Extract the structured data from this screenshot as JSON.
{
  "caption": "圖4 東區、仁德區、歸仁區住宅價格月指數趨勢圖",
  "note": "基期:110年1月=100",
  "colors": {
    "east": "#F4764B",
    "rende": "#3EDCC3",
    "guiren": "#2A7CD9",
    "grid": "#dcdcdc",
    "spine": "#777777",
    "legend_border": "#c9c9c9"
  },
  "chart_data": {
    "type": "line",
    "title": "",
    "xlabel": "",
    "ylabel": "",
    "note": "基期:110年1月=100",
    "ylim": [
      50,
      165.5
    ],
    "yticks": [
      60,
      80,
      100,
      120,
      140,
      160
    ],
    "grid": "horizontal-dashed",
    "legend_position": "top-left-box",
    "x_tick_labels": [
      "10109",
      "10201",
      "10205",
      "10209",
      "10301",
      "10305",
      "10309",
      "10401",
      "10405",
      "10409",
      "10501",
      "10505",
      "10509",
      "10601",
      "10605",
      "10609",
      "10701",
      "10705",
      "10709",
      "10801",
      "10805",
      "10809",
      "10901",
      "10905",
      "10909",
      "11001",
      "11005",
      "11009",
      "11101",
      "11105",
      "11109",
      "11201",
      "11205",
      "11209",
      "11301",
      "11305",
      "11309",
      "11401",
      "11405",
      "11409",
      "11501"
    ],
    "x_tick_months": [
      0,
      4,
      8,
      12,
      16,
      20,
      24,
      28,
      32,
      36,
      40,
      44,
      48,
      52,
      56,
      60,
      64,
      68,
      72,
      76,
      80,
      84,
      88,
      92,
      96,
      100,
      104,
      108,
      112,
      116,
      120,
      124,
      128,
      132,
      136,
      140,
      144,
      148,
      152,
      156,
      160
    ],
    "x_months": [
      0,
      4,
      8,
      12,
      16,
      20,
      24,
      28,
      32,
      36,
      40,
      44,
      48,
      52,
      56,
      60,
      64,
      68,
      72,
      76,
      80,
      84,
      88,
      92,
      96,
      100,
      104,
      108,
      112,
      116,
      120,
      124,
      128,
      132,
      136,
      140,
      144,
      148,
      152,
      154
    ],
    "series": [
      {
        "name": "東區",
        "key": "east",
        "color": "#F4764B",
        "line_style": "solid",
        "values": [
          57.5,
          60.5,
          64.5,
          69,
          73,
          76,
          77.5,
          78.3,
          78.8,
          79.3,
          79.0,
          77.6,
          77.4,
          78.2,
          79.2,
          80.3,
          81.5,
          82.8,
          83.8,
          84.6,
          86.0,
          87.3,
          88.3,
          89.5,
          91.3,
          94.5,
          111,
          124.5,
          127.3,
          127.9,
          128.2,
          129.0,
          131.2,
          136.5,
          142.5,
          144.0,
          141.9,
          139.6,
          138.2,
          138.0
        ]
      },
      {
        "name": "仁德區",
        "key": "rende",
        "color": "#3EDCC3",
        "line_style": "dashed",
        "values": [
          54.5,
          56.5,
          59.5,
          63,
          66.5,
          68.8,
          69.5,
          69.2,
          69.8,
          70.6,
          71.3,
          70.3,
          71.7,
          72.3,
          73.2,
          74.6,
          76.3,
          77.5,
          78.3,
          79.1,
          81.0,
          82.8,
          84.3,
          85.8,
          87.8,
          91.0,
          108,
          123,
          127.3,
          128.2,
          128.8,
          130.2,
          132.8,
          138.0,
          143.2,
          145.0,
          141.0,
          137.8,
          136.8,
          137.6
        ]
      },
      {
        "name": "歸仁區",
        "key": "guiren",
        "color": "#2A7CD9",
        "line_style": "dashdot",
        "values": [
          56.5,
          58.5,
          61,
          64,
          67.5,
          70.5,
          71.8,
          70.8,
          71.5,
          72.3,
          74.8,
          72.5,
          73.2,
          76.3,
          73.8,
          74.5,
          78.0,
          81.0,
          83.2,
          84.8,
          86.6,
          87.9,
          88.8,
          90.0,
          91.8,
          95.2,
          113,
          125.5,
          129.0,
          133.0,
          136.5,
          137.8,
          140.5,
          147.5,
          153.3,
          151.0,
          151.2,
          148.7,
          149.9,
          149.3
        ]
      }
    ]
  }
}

★ ★ ★ ★ ★

Directive — Write out every record, exactly as written.

Exercise answer —
Extract the structured data from this screenshot as JSON.
{
  "caption": "圖4 東區、仁德區、歸仁區住宅價格月指數趨勢圖",
  "note": "基期:110年1月=100",
  "colors": {
    "east": "#F4764B",
    "rende": "#3EDCC3",
    "guiren": "#2A7CD9",
    "grid": "#dcdcdc",
    "spine": "#777777",
    "legend_border": "#c9c9c9"
  },
  "chart_data": {
    "type": "line",
    "title": "",
    "xlabel": "",
    "ylabel": "",
    "note": "基期:110年1月=100",
    "ylim": [
      50,
      165.5
    ],
    "yticks": [
      60,
      80,
      100,
      120,
      140,
      160
    ],
    "grid": "horizontal-dashed",
    "legend_position": "top-left-box",
    "x_tick_labels": [
      "10109",
      "10201",
      "10205",
      "10209",
      "10301",
      "10305",
      "10309",
      "10401",
      "10405",
      "10409",
      "10501",
      "10505",
      "10509",
      "10601",
      "10605",
      "10609",
      "10701",
      "10705",
      "10709",
      "10801",
      "10805",
      "10809",
      "10901",
      "10905",
      "10909",
      "11001",
      "11005",
      "11009",
      "11101",
      "11105",
      "11109",
      "11201",
      "11205",
      "11209",
      "11301",
      "11305",
      "11309",
      "11401",
      "11405",
      "11409",
      "11501"
    ],
    "x_tick_months": [
      0,
      4,
      8,
      12,
      16,
      20,
      24,
      28,
      32,
      36,
      40,
      44,
      48,
      52,
      56,
      60,
      64,
      68,
      72,
      76,
      80,
      84,
      88,
      92,
      96,
      100,
      104,
      108,
      112,
      116,
      120,
      124,
      128,
      132,
      136,
      140,
      144,
      148,
      152,
      156,
      160
    ],
    "x_months": [
      0,
      4,
      8,
      12,
      16,
      20,
      24,
      28,
      32,
      36,
      40,
      44,
      48,
      52,
      56,
      60,
      64,
      68,
      72,
      76,
      80,
      84,
      88,
      92,
      96,
      100,
      104,
      108,
      112,
      116,
      120,
      124,
      128,
      132,
      136,
      140,
      144,
      148,
      152,
      154
    ],
    "series": [
      {
        "name": "東區",
        "key": "east",
        "color": "#F4764B",
        "line_style": "solid",
        "values": [
          57.5,
          60.5,
          64.5,
          69,
          73,
          76,
          77.5,
          78.3,
          78.8,
          79.3,
          79.0,
          77.6,
          77.4,
          78.2,
          79.2,
          80.3,
          81.5,
          82.8,
          83.8,
          84.6,
          86.0,
          87.3,
          88.3,
          89.5,
          91.3,
          94.5,
          111,
          124.5,
          127.3,
          127.9,
          128.2,
          129.0,
          131.2,
          136.5,
          142.5,
          144.0,
          141.9,
          139.6,
          138.2,
          138.0
        ]
      },
      {
        "name": "仁德區",
        "key": "rende",
        "color": "#3EDCC3",
        "line_style": "dashed",
        "values": [
          54.5,
          56.5,
          59.5,
          63,
          66.5,
          68.8,
          69.5,
          69.2,
          69.8,
          70.6,
          71.3,
          70.3,
          71.7,
          72.3,
          73.2,
          74.6,
          76.3,
          77.5,
          78.3,
          79.1,
          81.0,
          82.8,
          84.3,
          85.8,
          87.8,
          91.0,
          108,
          123,
          127.3,
          128.2,
          128.8,
          130.2,
          132.8,
          138.0,
          143.2,
          145.0,
          141.0,
          137.8,
          136.8,
          137.6
        ]
      },
      {
        "name": "歸仁區",
        "key": "guiren",
        "color": "#2A7CD9",
        "line_style": "dashdot",
        "values": [
          56.5,
          58.5,
          61,
          64,
          67.5,
          70.5,
          71.8,
          70.8,
          71.5,
          72.3,
          74.8,
          72.5,
          73.2,
          76.3,
          73.8,
          74.5,
          78.0,
          81.0,
          83.2,
          84.8,
          86.6,
          87.9,
          88.8,
          90.0,
          91.8,
          95.2,
          113,
          125.5,
          129.0,
          133.0,
          136.5,
          137.8,
          140.5,
          147.5,
          153.3,
          151.0,
          151.2,
          148.7,
          149.9,
          149.3
        ]
      }
    ]
  }
}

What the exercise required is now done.